(Records about charts and figures)
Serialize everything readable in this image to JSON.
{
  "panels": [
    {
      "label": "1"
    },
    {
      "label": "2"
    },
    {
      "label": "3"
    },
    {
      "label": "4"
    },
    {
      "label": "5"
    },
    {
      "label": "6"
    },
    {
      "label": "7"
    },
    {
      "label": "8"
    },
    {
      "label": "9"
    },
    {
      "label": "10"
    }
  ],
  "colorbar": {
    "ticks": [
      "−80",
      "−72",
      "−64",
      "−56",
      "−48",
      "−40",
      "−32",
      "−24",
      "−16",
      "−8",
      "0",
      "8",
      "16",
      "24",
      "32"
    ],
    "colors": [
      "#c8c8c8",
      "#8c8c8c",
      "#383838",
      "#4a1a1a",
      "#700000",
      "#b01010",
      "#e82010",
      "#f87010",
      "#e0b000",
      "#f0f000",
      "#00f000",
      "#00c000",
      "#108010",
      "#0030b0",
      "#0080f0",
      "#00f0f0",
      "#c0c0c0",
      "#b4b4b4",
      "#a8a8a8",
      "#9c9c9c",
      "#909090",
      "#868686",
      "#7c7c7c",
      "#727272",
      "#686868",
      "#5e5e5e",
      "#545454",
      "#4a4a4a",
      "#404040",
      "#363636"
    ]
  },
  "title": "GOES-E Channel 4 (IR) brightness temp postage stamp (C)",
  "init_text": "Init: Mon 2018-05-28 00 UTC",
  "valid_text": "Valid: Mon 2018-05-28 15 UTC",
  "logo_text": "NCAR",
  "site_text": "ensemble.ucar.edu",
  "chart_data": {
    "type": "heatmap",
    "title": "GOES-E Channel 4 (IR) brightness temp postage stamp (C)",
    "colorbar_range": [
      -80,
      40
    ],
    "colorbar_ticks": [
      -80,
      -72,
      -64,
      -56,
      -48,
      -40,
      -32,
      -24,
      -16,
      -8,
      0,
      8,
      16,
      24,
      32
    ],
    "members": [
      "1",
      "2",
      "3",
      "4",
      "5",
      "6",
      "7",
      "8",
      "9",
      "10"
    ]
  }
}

→ Short exercise: Return all of the entries exactly as they were supplied.

→ Expected output:
Serialize everything readable in this image to JSON.
{
  "panels": [
    {
      "label": "1"
    },
    {
      "label": "2"
    },
    {
      "label": "3"
    },
    {
      "label": "4"
    },
    {
      "label": "5"
    },
    {
      "label": "6"
    },
    {
      "label": "7"
    },
    {
      "label": "8"
    },
    {
      "label": "9"
    },
    {
      "label": "10"
    }
  ],
  "colorbar": {
    "ticks": [
      "−80",
      "−72",
      "−64",
      "−56",
      "−48",
      "−40",
      "−32",
      "−24",
      "−16",
      "−8",
      "0",
      "8",
      "16",
      "24",
      "32"
    ],
    "colors": [
      "#c8c8c8",
      "#8c8c8c",
      "#383838",
      "#4a1a1a",
      "#700000",
      "#b01010",
      "#e82010",
      "#f87010",
      "#e0b000",
      "#f0f000",
      "#00f000",
      "#00c000",
      "#108010",
      "#0030b0",
      "#0080f0",
      "#00f0f0",
      "#c0c0c0",
      "#b4b4b4",
      "#a8a8a8",
      "#9c9c9c",
      "#909090",
      "#868686",
      "#7c7c7c",
      "#727272",
      "#686868",
      "#5e5e5e",
      "#545454",
      "#4a4a4a",
      "#404040",
      "#363636"
    ]
  },
  "title": "GOES-E Channel 4 (IR) brightness temp postage stamp (C)",
  "init_text": "Init: Mon 2018-05-28 00 UTC",
  "valid_text": "Valid: Mon 2018-05-28 15 UTC",
  "logo_text": "NCAR",
  "site_text": "ensemble.ucar.edu",
  "chart_data": {
    "type": "heatmap",
    "title": "GOES-E Channel 4 (IR) brightness temp postage stamp (C)",
    "colorbar_range": [
      -80,
      40
    ],
    "colorbar_ticks": [
      -80,
      -72,
      -64,
      -56,
      -48,
      -40,
      -32,
      -24,
      -16,
      -8,
      0,
      8,
      16,
      24,
      32
    ],
    "members": [
      "1",
      "2",
      "3",
      "4",
      "5",
      "6",
      "7",
      "8",
      "9",
      "10"
    ]
  }
}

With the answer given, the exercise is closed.